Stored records
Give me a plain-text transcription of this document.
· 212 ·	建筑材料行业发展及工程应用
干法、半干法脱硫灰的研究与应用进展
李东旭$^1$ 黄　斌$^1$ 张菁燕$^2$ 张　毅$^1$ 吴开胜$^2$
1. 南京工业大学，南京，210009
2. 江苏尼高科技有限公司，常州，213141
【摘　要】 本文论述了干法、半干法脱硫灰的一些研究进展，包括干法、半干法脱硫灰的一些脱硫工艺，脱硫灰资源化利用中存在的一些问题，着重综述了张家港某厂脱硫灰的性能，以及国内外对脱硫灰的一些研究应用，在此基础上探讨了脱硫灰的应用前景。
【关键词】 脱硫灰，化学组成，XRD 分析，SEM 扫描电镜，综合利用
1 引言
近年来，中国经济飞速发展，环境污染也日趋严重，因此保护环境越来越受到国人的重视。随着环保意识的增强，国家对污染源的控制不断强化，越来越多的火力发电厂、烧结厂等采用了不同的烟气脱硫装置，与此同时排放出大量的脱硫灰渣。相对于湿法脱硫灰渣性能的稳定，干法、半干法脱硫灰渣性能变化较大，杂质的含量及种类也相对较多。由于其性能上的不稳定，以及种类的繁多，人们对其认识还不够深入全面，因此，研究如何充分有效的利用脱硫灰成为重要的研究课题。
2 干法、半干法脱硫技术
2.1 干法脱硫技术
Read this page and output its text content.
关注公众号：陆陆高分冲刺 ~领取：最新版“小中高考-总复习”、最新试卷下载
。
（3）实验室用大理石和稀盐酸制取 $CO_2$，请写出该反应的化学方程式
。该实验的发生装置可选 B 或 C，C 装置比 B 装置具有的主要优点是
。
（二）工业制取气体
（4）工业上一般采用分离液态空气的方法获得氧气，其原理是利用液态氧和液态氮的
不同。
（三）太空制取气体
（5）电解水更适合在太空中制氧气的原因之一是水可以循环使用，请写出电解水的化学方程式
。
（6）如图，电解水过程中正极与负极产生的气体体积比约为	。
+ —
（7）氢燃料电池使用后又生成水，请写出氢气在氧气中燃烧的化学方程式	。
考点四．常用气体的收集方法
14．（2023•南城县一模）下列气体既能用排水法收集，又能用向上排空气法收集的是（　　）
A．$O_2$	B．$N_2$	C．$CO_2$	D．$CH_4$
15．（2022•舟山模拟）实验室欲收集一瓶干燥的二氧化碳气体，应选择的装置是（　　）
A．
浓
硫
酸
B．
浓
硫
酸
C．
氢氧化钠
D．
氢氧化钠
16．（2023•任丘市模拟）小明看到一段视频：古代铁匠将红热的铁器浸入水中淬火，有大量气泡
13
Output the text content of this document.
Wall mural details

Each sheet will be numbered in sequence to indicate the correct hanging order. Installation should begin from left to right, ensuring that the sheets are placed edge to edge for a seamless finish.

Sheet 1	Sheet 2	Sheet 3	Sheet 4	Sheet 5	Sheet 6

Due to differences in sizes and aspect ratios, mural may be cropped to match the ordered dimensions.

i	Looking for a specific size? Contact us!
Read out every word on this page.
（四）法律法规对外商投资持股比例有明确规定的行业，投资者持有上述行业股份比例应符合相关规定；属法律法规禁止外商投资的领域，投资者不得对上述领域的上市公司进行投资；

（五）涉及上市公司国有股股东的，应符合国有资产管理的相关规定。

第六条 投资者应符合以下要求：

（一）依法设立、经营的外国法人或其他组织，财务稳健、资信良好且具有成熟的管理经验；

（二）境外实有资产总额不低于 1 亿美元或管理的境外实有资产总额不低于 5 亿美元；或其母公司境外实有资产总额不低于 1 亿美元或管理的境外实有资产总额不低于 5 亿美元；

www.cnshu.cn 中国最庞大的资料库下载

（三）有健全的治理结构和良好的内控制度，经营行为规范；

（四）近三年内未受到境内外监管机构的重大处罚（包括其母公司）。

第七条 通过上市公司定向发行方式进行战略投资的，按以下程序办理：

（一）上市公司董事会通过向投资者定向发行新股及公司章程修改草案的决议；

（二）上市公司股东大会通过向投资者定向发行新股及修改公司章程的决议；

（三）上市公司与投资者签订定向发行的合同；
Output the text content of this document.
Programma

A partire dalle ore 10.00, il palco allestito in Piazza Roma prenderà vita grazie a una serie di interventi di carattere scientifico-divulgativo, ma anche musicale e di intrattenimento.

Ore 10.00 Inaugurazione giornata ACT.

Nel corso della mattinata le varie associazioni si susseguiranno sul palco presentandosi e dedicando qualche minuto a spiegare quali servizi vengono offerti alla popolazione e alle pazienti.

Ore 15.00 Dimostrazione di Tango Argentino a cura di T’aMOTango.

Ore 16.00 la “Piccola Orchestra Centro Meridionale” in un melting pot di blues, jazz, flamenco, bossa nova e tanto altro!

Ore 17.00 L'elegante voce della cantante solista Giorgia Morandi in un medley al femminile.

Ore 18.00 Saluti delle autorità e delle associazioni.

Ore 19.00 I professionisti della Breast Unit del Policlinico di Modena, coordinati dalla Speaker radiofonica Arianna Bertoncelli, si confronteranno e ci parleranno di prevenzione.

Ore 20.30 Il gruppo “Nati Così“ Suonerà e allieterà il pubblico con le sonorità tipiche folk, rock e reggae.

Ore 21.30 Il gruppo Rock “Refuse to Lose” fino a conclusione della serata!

Task objective: Pick each line holding the word "della" out of the listing.

Completed task:
Nel corso della mattinata le varie associazioni si susseguiranno sul palco presentandosi e dedicando qualche minuto a spiegare quali servizi vengono offerti alla popolazione e alle pazienti.
Ore 17.00 L'elegante voce della cantante solista Giorgia Morandi in un medley al femminile.
Ore 19.00 I professionisti della Breast Unit del Policlinico di Modena, coordinati dalla Speaker radiofonica Arianna Bertoncelli, si confronteranno e ci parleranno di prevenzione.
Ore 21.30 Il gruppo Rock “Refuse to Lose” fino a conclusione della serata!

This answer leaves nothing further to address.